__YOUR OBJECTIVE__. Copy all of the material below exactly.

(Collected data)
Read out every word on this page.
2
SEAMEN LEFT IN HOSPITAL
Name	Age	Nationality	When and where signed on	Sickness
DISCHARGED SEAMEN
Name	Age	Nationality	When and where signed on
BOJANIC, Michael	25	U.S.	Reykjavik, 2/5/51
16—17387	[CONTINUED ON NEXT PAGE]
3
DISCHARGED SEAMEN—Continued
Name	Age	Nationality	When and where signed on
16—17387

__RESULT OF THE TASK__.
Read out every word on this page.
2
SEAMEN LEFT IN HOSPITAL
Name	Age	Nationality	When and where signed on	Sickness
DISCHARGED SEAMEN
Name	Age	Nationality	When and where signed on
BOJANIC, Michael	25	U.S.	Reykjavik, 2/5/51
16—17387	[CONTINUED ON NEXT PAGE]
3
DISCHARGED SEAMEN—Continued
Name	Age	Nationality	When and where signed on
16—17387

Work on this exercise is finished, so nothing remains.